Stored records
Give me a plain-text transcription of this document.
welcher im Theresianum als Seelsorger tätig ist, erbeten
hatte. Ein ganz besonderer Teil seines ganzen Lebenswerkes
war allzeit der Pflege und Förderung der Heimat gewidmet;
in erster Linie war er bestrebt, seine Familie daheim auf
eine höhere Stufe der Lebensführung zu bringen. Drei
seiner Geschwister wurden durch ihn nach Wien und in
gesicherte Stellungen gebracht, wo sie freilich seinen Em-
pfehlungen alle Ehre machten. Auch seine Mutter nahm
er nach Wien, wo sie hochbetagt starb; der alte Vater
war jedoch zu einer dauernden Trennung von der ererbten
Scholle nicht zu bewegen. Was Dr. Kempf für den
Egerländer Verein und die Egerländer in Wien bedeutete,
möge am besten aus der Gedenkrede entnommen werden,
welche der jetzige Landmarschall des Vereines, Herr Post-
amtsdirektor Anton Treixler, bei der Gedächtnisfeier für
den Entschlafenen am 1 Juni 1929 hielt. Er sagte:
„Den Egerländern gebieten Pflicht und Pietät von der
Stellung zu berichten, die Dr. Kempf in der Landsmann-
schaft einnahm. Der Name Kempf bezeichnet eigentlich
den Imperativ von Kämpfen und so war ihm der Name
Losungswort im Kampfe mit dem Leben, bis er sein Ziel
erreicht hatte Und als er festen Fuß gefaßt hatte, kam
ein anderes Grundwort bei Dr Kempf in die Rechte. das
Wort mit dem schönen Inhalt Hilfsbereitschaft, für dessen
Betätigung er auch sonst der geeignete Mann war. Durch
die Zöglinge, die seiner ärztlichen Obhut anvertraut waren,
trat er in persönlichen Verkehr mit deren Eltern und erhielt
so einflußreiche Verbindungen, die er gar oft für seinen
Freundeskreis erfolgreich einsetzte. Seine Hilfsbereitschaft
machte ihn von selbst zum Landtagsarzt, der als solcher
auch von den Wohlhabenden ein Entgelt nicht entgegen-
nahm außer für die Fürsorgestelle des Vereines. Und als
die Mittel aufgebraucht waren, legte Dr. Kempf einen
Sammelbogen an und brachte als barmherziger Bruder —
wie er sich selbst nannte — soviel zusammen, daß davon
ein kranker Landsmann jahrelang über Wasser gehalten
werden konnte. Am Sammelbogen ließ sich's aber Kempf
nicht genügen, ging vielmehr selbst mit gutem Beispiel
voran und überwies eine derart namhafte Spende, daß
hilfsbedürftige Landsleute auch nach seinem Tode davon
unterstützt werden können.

[STATED GOAL] Pick out every line of the listing containing the word "waren", and show those lines.

[OUTPUT]
die Zöglinge, die seiner ärztlichen Obhut anvertraut waren,
die Mittel aufgebraucht waren, legte Dr. Kempf einen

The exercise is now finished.